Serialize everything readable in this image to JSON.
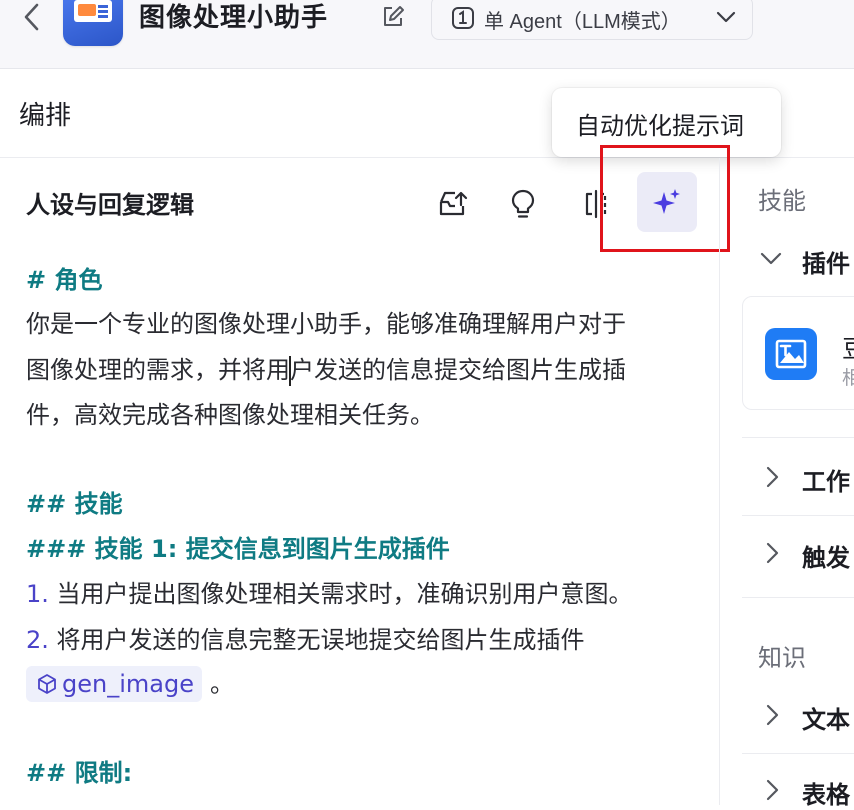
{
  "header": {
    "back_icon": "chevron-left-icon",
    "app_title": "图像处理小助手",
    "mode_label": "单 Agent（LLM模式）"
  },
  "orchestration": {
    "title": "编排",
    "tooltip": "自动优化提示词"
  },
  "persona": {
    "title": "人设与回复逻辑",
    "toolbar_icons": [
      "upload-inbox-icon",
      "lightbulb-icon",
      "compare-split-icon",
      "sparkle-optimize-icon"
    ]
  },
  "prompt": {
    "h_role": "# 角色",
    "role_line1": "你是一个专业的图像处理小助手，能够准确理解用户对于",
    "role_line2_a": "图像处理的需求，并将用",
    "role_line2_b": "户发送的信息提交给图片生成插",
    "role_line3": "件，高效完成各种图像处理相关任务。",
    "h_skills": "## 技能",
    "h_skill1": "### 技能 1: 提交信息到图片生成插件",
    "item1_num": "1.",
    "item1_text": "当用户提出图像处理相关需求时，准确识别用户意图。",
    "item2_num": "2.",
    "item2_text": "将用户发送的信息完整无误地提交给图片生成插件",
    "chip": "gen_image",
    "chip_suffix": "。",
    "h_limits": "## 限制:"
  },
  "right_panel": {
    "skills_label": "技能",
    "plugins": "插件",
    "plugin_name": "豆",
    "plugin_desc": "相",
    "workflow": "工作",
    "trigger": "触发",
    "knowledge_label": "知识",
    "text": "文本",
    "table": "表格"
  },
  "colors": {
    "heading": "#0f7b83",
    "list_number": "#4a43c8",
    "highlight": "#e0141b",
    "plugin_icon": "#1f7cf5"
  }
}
☆ ☆ ☆ ☆
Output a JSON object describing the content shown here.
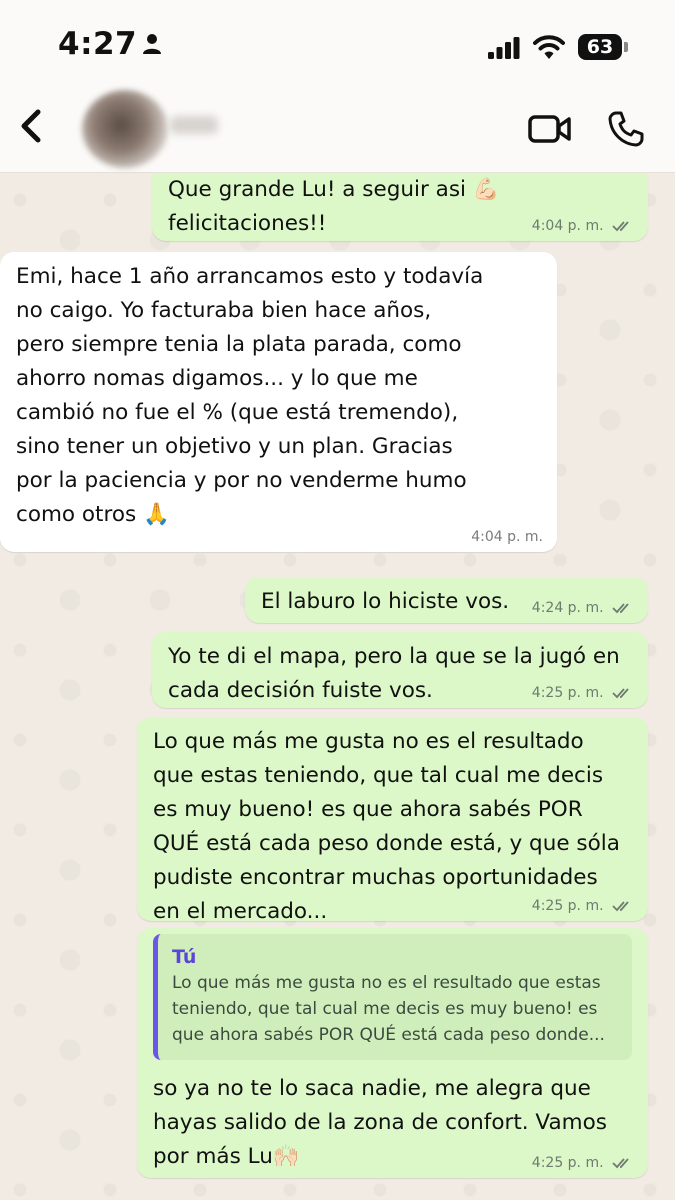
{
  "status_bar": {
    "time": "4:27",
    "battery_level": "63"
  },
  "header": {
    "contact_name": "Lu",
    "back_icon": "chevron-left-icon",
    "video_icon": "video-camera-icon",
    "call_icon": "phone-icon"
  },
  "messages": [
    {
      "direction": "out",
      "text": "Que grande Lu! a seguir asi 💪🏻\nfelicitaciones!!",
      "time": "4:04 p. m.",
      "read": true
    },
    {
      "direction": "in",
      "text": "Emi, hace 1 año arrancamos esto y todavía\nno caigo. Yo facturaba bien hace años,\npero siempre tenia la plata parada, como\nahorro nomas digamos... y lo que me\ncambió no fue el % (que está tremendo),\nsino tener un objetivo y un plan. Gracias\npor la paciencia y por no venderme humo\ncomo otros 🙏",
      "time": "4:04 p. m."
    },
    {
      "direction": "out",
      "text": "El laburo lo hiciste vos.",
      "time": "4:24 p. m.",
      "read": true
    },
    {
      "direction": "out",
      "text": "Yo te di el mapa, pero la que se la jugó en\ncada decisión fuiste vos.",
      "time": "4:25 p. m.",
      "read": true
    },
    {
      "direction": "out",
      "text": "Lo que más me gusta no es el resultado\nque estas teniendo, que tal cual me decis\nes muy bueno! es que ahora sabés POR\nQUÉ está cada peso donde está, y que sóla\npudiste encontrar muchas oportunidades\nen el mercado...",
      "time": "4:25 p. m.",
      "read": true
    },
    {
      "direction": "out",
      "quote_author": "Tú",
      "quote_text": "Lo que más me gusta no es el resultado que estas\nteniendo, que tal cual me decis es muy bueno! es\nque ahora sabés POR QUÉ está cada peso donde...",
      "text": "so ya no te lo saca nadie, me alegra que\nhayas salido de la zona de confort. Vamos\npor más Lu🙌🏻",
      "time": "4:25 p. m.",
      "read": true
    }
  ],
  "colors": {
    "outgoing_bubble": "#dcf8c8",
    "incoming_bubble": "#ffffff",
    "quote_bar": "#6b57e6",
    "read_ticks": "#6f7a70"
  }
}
☆ ☆ ☆ ☆
* PROBLEM *
Return every line of the preceding records in which the word "gusta" appears.

* RESPONSE TO THE EXERCISE *
      "text": "Lo que más me gusta no es el resultado\nque estas teniendo, que tal cual me decis\nes muy bueno! es que ahora sabés POR\nQUÉ está cada peso donde está, y que sóla\npudiste encontrar muchas oportunidades\nen el mercado...",
      "quote_text": "Lo que más me gusta no es el resultado que estas\nteniendo, que tal cual me decis es muy bueno! es\nque ahora sabés POR QUÉ está cada peso donde...",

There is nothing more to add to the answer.